• _RECORDS FOR THE TASK_:
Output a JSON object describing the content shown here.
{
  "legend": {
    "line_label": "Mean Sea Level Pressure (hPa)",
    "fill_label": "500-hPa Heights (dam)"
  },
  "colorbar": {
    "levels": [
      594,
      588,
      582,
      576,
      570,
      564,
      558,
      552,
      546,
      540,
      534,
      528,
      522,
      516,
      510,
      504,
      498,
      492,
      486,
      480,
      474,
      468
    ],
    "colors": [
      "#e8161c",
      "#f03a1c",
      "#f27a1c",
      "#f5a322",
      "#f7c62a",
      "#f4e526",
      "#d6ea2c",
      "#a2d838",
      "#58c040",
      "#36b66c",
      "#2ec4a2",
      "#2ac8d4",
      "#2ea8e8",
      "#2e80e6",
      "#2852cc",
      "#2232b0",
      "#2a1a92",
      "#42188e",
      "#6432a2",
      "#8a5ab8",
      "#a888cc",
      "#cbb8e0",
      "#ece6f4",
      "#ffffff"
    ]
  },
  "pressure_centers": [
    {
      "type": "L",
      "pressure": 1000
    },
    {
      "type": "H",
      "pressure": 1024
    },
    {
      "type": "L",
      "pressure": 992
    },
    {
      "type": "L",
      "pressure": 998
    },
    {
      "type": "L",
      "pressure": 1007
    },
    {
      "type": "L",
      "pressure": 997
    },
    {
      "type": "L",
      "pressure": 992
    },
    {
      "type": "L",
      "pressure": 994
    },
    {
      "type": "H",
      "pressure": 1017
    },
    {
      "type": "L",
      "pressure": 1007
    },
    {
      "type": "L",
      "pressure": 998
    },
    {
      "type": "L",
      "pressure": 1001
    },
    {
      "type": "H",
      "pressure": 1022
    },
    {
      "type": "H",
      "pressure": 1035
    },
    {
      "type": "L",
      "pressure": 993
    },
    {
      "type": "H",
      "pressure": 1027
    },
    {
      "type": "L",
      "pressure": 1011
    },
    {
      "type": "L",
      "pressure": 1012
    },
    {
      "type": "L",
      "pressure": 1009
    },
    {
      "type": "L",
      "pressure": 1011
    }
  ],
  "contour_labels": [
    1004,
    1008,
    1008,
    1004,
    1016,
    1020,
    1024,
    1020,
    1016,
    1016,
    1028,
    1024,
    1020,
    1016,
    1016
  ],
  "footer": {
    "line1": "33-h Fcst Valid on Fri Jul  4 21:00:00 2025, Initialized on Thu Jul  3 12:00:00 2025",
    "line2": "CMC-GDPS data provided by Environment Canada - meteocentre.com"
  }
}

• _REQUIRED WORK_: Print out the whole listing exactly as it appears.

• _THE COMPLETED TASK_:
Output a JSON object describing the content shown here.
{
  "legend": {
    "line_label": "Mean Sea Level Pressure (hPa)",
    "fill_label": "500-hPa Heights (dam)"
  },
  "colorbar": {
    "levels": [
      594,
      588,
      582,
      576,
      570,
      564,
      558,
      552,
      546,
      540,
      534,
      528,
      522,
      516,
      510,
      504,
      498,
      492,
      486,
      480,
      474,
      468
    ],
    "colors": [
      "#e8161c",
      "#f03a1c",
      "#f27a1c",
      "#f5a322",
      "#f7c62a",
      "#f4e526",
      "#d6ea2c",
      "#a2d838",
      "#58c040",
      "#36b66c",
      "#2ec4a2",
      "#2ac8d4",
      "#2ea8e8",
      "#2e80e6",
      "#2852cc",
      "#2232b0",
      "#2a1a92",
      "#42188e",
      "#6432a2",
      "#8a5ab8",
      "#a888cc",
      "#cbb8e0",
      "#ece6f4",
      "#ffffff"
    ]
  },
  "pressure_centers": [
    {
      "type": "L",
      "pressure": 1000
    },
    {
      "type": "H",
      "pressure": 1024
    },
    {
      "type": "L",
      "pressure": 992
    },
    {
      "type": "L",
      "pressure": 998
    },
    {
      "type": "L",
      "pressure": 1007
    },
    {
      "type": "L",
      "pressure": 997
    },
    {
      "type": "L",
      "pressure": 992
    },
    {
      "type": "L",
      "pressure": 994
    },
    {
      "type": "H",
      "pressure": 1017
    },
    {
      "type": "L",
      "pressure": 1007
    },
    {
      "type": "L",
      "pressure": 998
    },
    {
      "type": "L",
      "pressure": 1001
    },
    {
      "type": "H",
      "pressure": 1022
    },
    {
      "type": "H",
      "pressure": 1035
    },
    {
      "type": "L",
      "pressure": 993
    },
    {
      "type": "H",
      "pressure": 1027
    },
    {
      "type": "L",
      "pressure": 1011
    },
    {
      "type": "L",
      "pressure": 1012
    },
    {
      "type": "L",
      "pressure": 1009
    },
    {
      "type": "L",
      "pressure": 1011
    }
  ],
  "contour_labels": [
    1004,
    1008,
    1008,
    1004,
    1016,
    1020,
    1024,
    1020,
    1016,
    1016,
    1028,
    1024,
    1020,
    1016,
    1016
  ],
  "footer": {
    "line1": "33-h Fcst Valid on Fri Jul  4 21:00:00 2025, Initialized on Thu Jul  3 12:00:00 2025",
    "line2": "CMC-GDPS data provided by Environment Canada - meteocentre.com"
  }
}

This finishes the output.